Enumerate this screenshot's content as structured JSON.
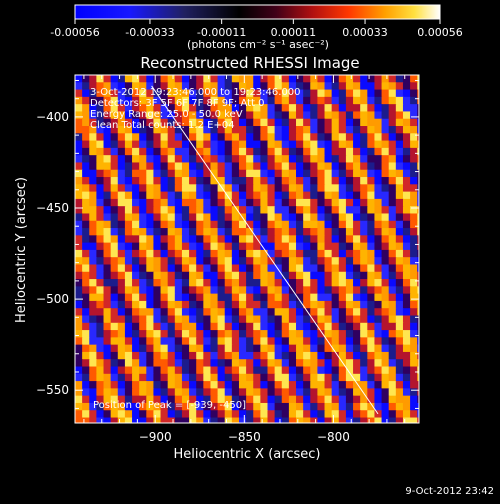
{
  "chart_data": {
    "type": "heatmap",
    "title": "Reconstructed RHESSI Image",
    "xlabel": "Heliocentric X (arcsec)",
    "ylabel": "Heliocentric Y (arcsec)",
    "xlim": [
      -945,
      -752
    ],
    "ylim": [
      -568,
      -377
    ],
    "xticks": [
      -900,
      -850,
      -800
    ],
    "yticks": [
      -400,
      -450,
      -500,
      -550
    ],
    "colorbar": {
      "label": "(photons cm⁻² s⁻¹ asec⁻²)",
      "range": [
        -0.00056,
        0.00056
      ],
      "tick_labels": [
        "-0.00056",
        "-0.00033",
        "-0.00011",
        "0.00011",
        "0.00033",
        "0.00056"
      ],
      "tick_values": [
        -0.00056,
        -0.00033,
        -0.00011,
        0.00011,
        0.00033,
        0.00056
      ]
    },
    "annotations": [
      "3-Oct-2012 19:23:46.000 to 19:23:46.000",
      "Detectors: 3F 5F 6F 7F 8F 9F; Att 0",
      "Energy Range: 25.0 - 50.0 keV",
      "Clean     Total counts: 1.2 E+04"
    ],
    "peak_label": "Position of Peak = [-939, -450]",
    "date_stamp": "9-Oct-2012 23:42",
    "pattern": {
      "description_free": true,
      "pixel_size_arcsec": 4,
      "stripe_period_pixels": 5,
      "stripe_slope_y_per_x": 2
    },
    "line_overlay": {
      "x1": -902,
      "y1": -383,
      "x2": -775,
      "y2": -563
    }
  }
}
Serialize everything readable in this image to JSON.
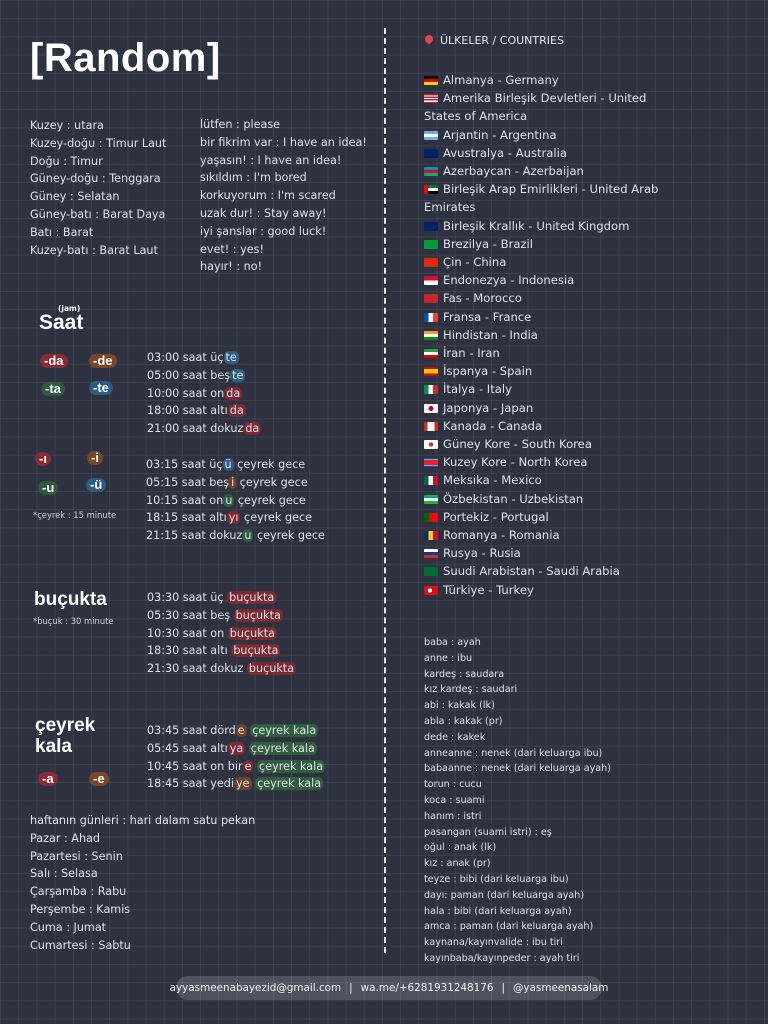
{
  "title": "[Random]",
  "directions": [
    "Kuzey : utara",
    "Kuzey-doğu : Timur Laut",
    "Doğu : Timur",
    "Güney-doğu : Tenggara",
    "Güney : Selatan",
    "Güney-batı : Barat Daya",
    "Batı : Barat",
    "Kuzey-batı : Barat Laut"
  ],
  "phrases": [
    "lütfen : please",
    "bir fikrim var : I have an idea!",
    "yaşasın! : I have an idea!",
    "sıkıldım : I'm bored",
    "korkuyorum : I'm scared",
    "uzak dur! : Stay away!",
    "iyi şanslar : good luck!",
    "evet! : yes!",
    "hayır! : no!"
  ],
  "saat": {
    "label": "Saat",
    "sublabel": "(jam)",
    "suffixes": [
      "-da",
      "-de",
      "-ta",
      "-te"
    ],
    "examples": [
      {
        "base": "03:00 saat üç",
        "suffix": "te"
      },
      {
        "base": "05:00 saat beş",
        "suffix": "te"
      },
      {
        "base": "10:00 saat on",
        "suffix": "da"
      },
      {
        "base": "18:00 saat altı",
        "suffix": "da"
      },
      {
        "base": "21:00 saat dokuz",
        "suffix": "da"
      }
    ]
  },
  "ceyrek_gece": {
    "suffixes": [
      "-ı",
      "-i",
      "-u",
      "-ü"
    ],
    "note": "*çeyrek : 15 minute",
    "examples": [
      {
        "base": "03:15 saat üç",
        "suffix": "ü",
        "rest": " çeyrek gece"
      },
      {
        "base": "05:15 saat beş",
        "suffix": "i",
        "rest": " çeyrek gece"
      },
      {
        "base": "10:15 saat on",
        "suffix": "u",
        "rest": " çeyrek gece"
      },
      {
        "base": "18:15 saat altı",
        "suffix": "yı",
        "rest": " çeyrek gece"
      },
      {
        "base": "21:15 saat dokuz",
        "suffix": "u",
        "rest": " çeyrek gece"
      }
    ]
  },
  "bucukta": {
    "label": "buçukta",
    "note": "*buçuk : 30 minute",
    "highlight": "buçukta",
    "examples": [
      "03:30 saat üç",
      "05:30 saat beş",
      "10:30 saat on",
      "18:30 saat altı",
      "21:30 saat dokuz"
    ]
  },
  "ceyrek_kala": {
    "label_line1": "çeyrek",
    "label_line2": "kala",
    "suffixes": [
      "-a",
      "-e"
    ],
    "highlight": "çeyrek kala",
    "examples": [
      {
        "base": "03:45 saat dörd",
        "suffix": "e"
      },
      {
        "base": "05:45 saat altı",
        "suffix": "ya"
      },
      {
        "base": "10:45 saat on bir",
        "suffix": "e"
      },
      {
        "base": "18:45 saat yedi",
        "suffix": "ye"
      }
    ]
  },
  "days": [
    "haftanın günleri : hari dalam satu pekan",
    "Pazar : Ahad",
    "Pazartesi : Senin",
    "Salı : Selasa",
    "Çarşamba : Rabu",
    "Perşembe : Kamis",
    "Cuma : Jumat",
    "Cumartesi : Sabtu"
  ],
  "countries_header": "ÜLKELER / COUNTRIES",
  "countries": [
    {
      "flag": "de",
      "text": "Almanya - Germany"
    },
    {
      "flag": "us",
      "text": "Amerika Birleşik Devletleri - United",
      "cont": "States of America"
    },
    {
      "flag": "ar",
      "text": "Arjantin - Argentina"
    },
    {
      "flag": "au",
      "text": "Avustralya - Australia"
    },
    {
      "flag": "az",
      "text": "Azerbaycan - Azerbaijan"
    },
    {
      "flag": "ae",
      "text": "Birleşik Arap Emirlikleri - United Arab",
      "cont": "Emirates"
    },
    {
      "flag": "gb",
      "text": "Birleşik Krallık - United Kingdom"
    },
    {
      "flag": "br",
      "text": "Brezilya - Brazil"
    },
    {
      "flag": "cn",
      "text": "Çin - China"
    },
    {
      "flag": "id",
      "text": "Endonezya - Indonesia"
    },
    {
      "flag": "ma",
      "text": "Fas - Morocco"
    },
    {
      "flag": "fr",
      "text": "Fransa - France"
    },
    {
      "flag": "in",
      "text": "Hindistan - India"
    },
    {
      "flag": "ir",
      "text": "İran - Iran"
    },
    {
      "flag": "es",
      "text": "İspanya - Spain"
    },
    {
      "flag": "it",
      "text": "İtalya - Italy"
    },
    {
      "flag": "jp",
      "text": "Japonya - Japan"
    },
    {
      "flag": "ca",
      "text": "Kanada - Canada"
    },
    {
      "flag": "kr",
      "text": "Güney Kore - South Korea"
    },
    {
      "flag": "kp",
      "text": "Kuzey Kore - North Korea"
    },
    {
      "flag": "mx",
      "text": "Meksika - Mexico"
    },
    {
      "flag": "uz",
      "text": "Özbekistan - Uzbekistan"
    },
    {
      "flag": "pt",
      "text": "Portekiz - Portugal"
    },
    {
      "flag": "ro",
      "text": "Romanya - Romania"
    },
    {
      "flag": "ru",
      "text": "Rusya - Rusia"
    },
    {
      "flag": "sa",
      "text": "Suudi Arabistan - Saudi Arabia"
    },
    {
      "flag": "tr",
      "text": "Türkiye - Turkey"
    }
  ],
  "family": [
    "baba : ayah",
    "anne : ibu",
    "kardeş : saudara",
    "kız kardeş : saudari",
    "abi : kakak (lk)",
    "abla : kakak (pr)",
    "dede : kakek",
    "anneanne : nenek (dari keluarga ibu)",
    "babaanne : nenek (dari keluarga ayah)",
    "torun : cucu",
    "koca : suami",
    "hanım : istri",
    "pasangan (suami istri) : eş",
    "oğul : anak (lk)",
    "kız : anak (pr)",
    "teyze : bibi (dari keluarga ibu)",
    "dayı: paman (dari keluarga ayah)",
    "hala : bibi (dari keluarga ayah)",
    "amca : paman (dari keluarga ayah)",
    "kaynana/kayınvalide : ibu tiri",
    "kayınbaba/kayınpeder : ayah tiri"
  ],
  "footer": {
    "email": "ayyasmeenabayezid@gmail.com",
    "sep": "|",
    "wa": "wa.me/+6281931248176",
    "ig": "@yasmeenasalam"
  },
  "flag_styles": {
    "de": "linear-gradient(#000 33%,#d00 33% 66%,#ffce00 66%)",
    "us": "repeating-linear-gradient(#b22234 0 1.3px,#fff 1.3px 2.6px)",
    "ar": "linear-gradient(#74acdf 33%,#fff 33% 66%,#74acdf 66%)",
    "au": "#012169",
    "az": "linear-gradient(#0092bc 33%,#e4002b 33% 66%,#00af66 66%)",
    "ae": "linear-gradient(90deg,#ff0000 28%,transparent 28%),linear-gradient(#00732f 33%,#fff 33% 66%,#000 66%)",
    "gb": "#012169",
    "br": "#009c3b",
    "cn": "#de2910",
    "id": "linear-gradient(#ce1126 50%,#fff 50%)",
    "ma": "#c1272d",
    "fr": "linear-gradient(90deg,#0055a4 33%,#fff 33% 66%,#ef4135 66%)",
    "in": "linear-gradient(#ff9933 33%,#fff 33% 66%,#138808 66%)",
    "ir": "linear-gradient(#239f40 33%,#fff 33% 66%,#da0000 66%)",
    "es": "linear-gradient(#c60b1e 25%,#ffc400 25% 75%,#c60b1e 75%)",
    "it": "linear-gradient(90deg,#009246 33%,#fff 33% 66%,#ce2b37 66%)",
    "jp": "radial-gradient(circle,#bc002d 28%,#fff 30%)",
    "ca": "linear-gradient(90deg,#d52b1e 25%,#fff 25% 75%,#d52b1e 75%)",
    "kr": "radial-gradient(circle,#cd2e3a 25%,#fff 28%)",
    "kp": "linear-gradient(#024fa2 15%,#fff 15% 22%,#ed1c27 22% 78%,#fff 78% 85%,#024fa2 85%)",
    "mx": "linear-gradient(90deg,#006847 33%,#fff 33% 66%,#ce1126 66%)",
    "uz": "linear-gradient(#1eb53a 0,#0099b5 33%,#fff 33% 66%,#1eb53a 66%)",
    "pt": "linear-gradient(90deg,#006600 40%,#ff0000 40%)",
    "ro": "linear-gradient(90deg,#002b7f 33%,#fcd116 33% 66%,#ce1126 66%)",
    "ru": "linear-gradient(#fff 33%,#0039a6 33% 66%,#d52b1e 66%)",
    "sa": "#006c35",
    "tr": "radial-gradient(circle at 42% 50%,#fff 22%,#e30a17 24%)"
  }
}
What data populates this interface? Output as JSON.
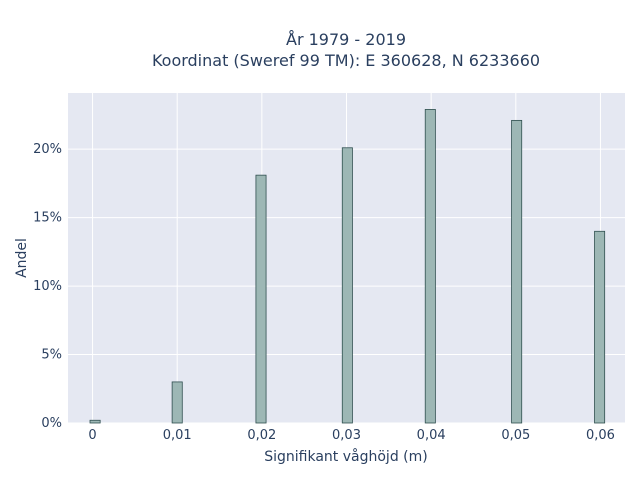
{
  "chart_data": {
    "type": "bar",
    "title_lines": [
      "År 1979 - 2019",
      "Koordinat (Sweref 99 TM): E 360628, N 6233660"
    ],
    "xlabel": "Signifikant våghöjd (m)",
    "ylabel": "Andel",
    "x_ticks": [
      "0",
      "0,01",
      "0,02",
      "0,03",
      "0,04",
      "0,05",
      "0,06"
    ],
    "y_ticks": [
      "0%",
      "5%",
      "10%",
      "15%",
      "20%"
    ],
    "x": [
      0.0003,
      0.01,
      0.0199,
      0.0301,
      0.0399,
      0.0501,
      0.0599
    ],
    "values": [
      0.2,
      3.0,
      18.1,
      20.1,
      22.9,
      22.1,
      14.0
    ],
    "unit": "%",
    "xlim": [
      -0.0029,
      0.0629
    ],
    "ylim": [
      0,
      24.1
    ],
    "grid": true,
    "colors": {
      "plot_bg": "#e5e8f2",
      "bar_fill": "#9db7b5",
      "bar_stroke": "#2f4f4f",
      "text": "#2a3f5f"
    }
  }
}
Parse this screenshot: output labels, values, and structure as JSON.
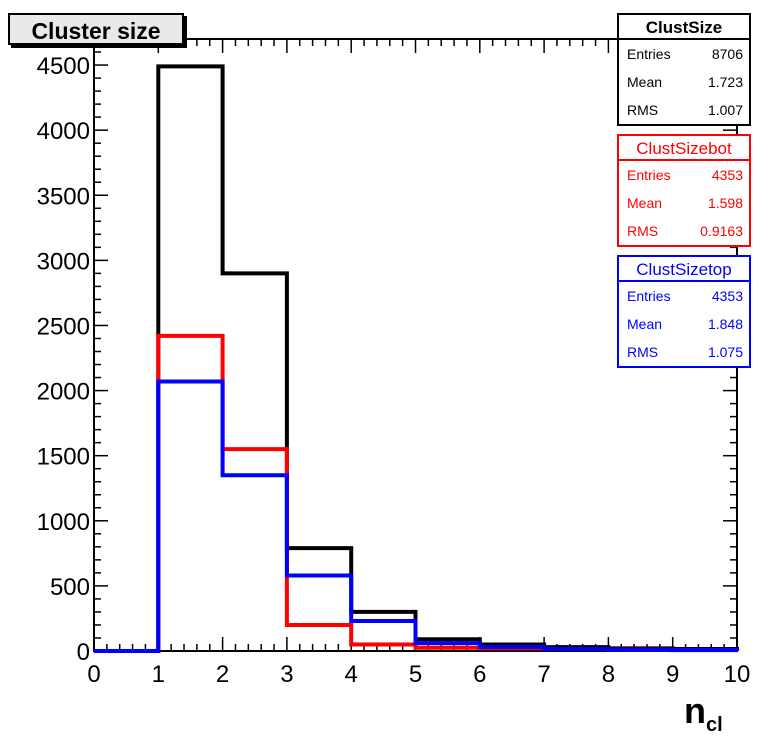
{
  "chart_data": {
    "type": "histogram",
    "title": "Cluster size",
    "xlabel": "n",
    "xlabel_sub": "cl",
    "ylabel": "",
    "xlim": [
      0,
      10
    ],
    "ylim": [
      0,
      4700
    ],
    "x_ticks": [
      "0",
      "1",
      "2",
      "3",
      "4",
      "5",
      "6",
      "7",
      "8",
      "9",
      "10"
    ],
    "y_ticks": [
      "0",
      "500",
      "1000",
      "1500",
      "2000",
      "2500",
      "3000",
      "3500",
      "4000",
      "4500"
    ],
    "bin_edges": [
      0,
      1,
      2,
      3,
      4,
      5,
      6,
      7,
      8,
      9,
      10
    ],
    "series": [
      {
        "name": "ClustSize",
        "color": "#000000",
        "values": [
          0,
          4490,
          2900,
          790,
          300,
          90,
          50,
          30,
          20,
          15
        ],
        "stats": {
          "Entries": "8706",
          "Mean": "1.723",
          "RMS": "1.007"
        }
      },
      {
        "name": "ClustSizebot",
        "color": "#ff0000",
        "values": [
          0,
          2420,
          1550,
          200,
          50,
          25,
          20,
          15,
          10,
          8
        ],
        "stats": {
          "Entries": "4353",
          "Mean": "1.598",
          "RMS": "0.9163"
        }
      },
      {
        "name": "ClustSizetop",
        "color": "#0000ff",
        "values": [
          0,
          2070,
          1350,
          580,
          230,
          60,
          30,
          15,
          10,
          7
        ],
        "stats": {
          "Entries": "4353",
          "Mean": "1.848",
          "RMS": "1.075"
        }
      }
    ],
    "grid": false,
    "legend_placement": "top-right"
  }
}
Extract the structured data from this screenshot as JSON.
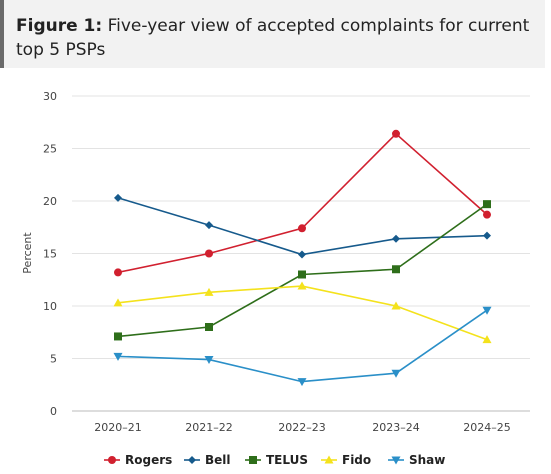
{
  "figure": {
    "label": "Figure 1:",
    "caption": "Five-year view of accepted complaints for current top 5 PSPs"
  },
  "chart_data": {
    "type": "line",
    "ylabel": "Percent",
    "xlabel": "",
    "ylim": [
      0,
      30
    ],
    "yticks": [
      0,
      5,
      10,
      15,
      20,
      25,
      30
    ],
    "grid": true,
    "legend": "bottom",
    "x": [
      "2020–21",
      "2021–22",
      "2022–23",
      "2023–24",
      "2024–25"
    ],
    "series": [
      {
        "name": "Rogers",
        "color": "#d1202f",
        "marker": "circle",
        "values": [
          13.2,
          15.0,
          17.4,
          26.4,
          18.7
        ]
      },
      {
        "name": "Bell",
        "color": "#165a8c",
        "marker": "diamond",
        "values": [
          20.3,
          17.7,
          14.9,
          16.4,
          16.7
        ]
      },
      {
        "name": "TELUS",
        "color": "#2e6e1a",
        "marker": "square",
        "values": [
          7.1,
          8.0,
          13.0,
          13.5,
          19.7
        ]
      },
      {
        "name": "Fido",
        "color": "#f4e21c",
        "marker": "triangle",
        "values": [
          10.3,
          11.3,
          11.9,
          10.0,
          6.8
        ]
      },
      {
        "name": "Shaw",
        "color": "#2a8fc8",
        "marker": "triangle-down",
        "values": [
          5.2,
          4.9,
          2.8,
          3.6,
          9.6
        ]
      }
    ]
  }
}
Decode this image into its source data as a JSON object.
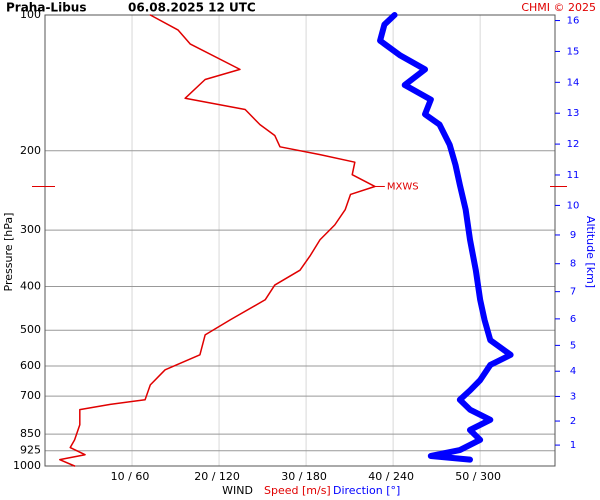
{
  "chart_data": {
    "type": "line",
    "title": "Praha-Libus",
    "subtitle": "06.08.2025 12 UTC",
    "credit": "CHMI © 2025",
    "y_label": "Pressure [hPa]",
    "y2_label": "Altitude [km]",
    "x_label": "WIND",
    "log_y": true,
    "grid": true,
    "ylim": [
      100,
      1000
    ],
    "yticks": [
      100,
      200,
      300,
      400,
      500,
      600,
      700,
      850,
      925,
      1000
    ],
    "xlim": [
      0,
      58.6
    ],
    "x2lim": [
      0,
      351.6
    ],
    "xticks": [
      {
        "value": 10,
        "label": "10 / 60"
      },
      {
        "value": 20,
        "label": "20 / 120"
      },
      {
        "value": 30,
        "label": "30 / 180"
      },
      {
        "value": 40,
        "label": "40 / 240"
      },
      {
        "value": 50,
        "label": "50 / 300"
      }
    ],
    "y2ticks": [
      1,
      2,
      3,
      4,
      5,
      6,
      7,
      8,
      9,
      10,
      11,
      12,
      13,
      14,
      15,
      16
    ],
    "annotation": {
      "text": "MXWS",
      "pressure": 240,
      "value": 37.9
    },
    "series": [
      {
        "name": "Speed [m/s]",
        "color": "#e00000",
        "axis": "x",
        "pressure": [
          100,
          108,
          116,
          132,
          139,
          153,
          162,
          175,
          185,
          196,
          204,
          212,
          226,
          240,
          250,
          270,
          292,
          315,
          341,
          368,
          397,
          428,
          474,
          512,
          567,
          612,
          661,
          713,
          730,
          750,
          810,
          875,
          910,
          944,
          968,
          1000
        ],
        "values": [
          12.1,
          15.3,
          16.7,
          22.4,
          18.4,
          16.1,
          23,
          24.7,
          26.4,
          27,
          31.6,
          35.6,
          35.3,
          37.9,
          35.1,
          34.5,
          33.3,
          31.6,
          30.5,
          29.3,
          26.4,
          25.3,
          21.3,
          18.4,
          17.8,
          13.8,
          12.1,
          11.5,
          7.5,
          4,
          4,
          3.4,
          2.9,
          4.6,
          1.7,
          3.4
        ]
      },
      {
        "name": "Direction [°]",
        "color": "#0000ff",
        "axis": "x2",
        "pressure": [
          100,
          105,
          114,
          123,
          132,
          143,
          154,
          166,
          175,
          194,
          215,
          238,
          270,
          315,
          368,
          428,
          474,
          526,
          567,
          597,
          645,
          680,
          713,
          750,
          790,
          832,
          875,
          922,
          950,
          968
        ],
        "values": [
          241,
          234,
          231,
          245,
          262,
          248,
          266,
          262,
          272,
          279,
          283,
          286,
          290,
          293,
          297,
          300,
          303,
          307,
          321,
          307,
          300,
          293,
          286,
          293,
          307,
          293,
          300,
          286,
          266,
          293
        ]
      }
    ]
  }
}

============================================================

▶ What you should do
Extract all lines from the material above that include the word "triangle".

▶ Answer to this exercise
        "marker": "triangle",
        "marker": "triangle-down",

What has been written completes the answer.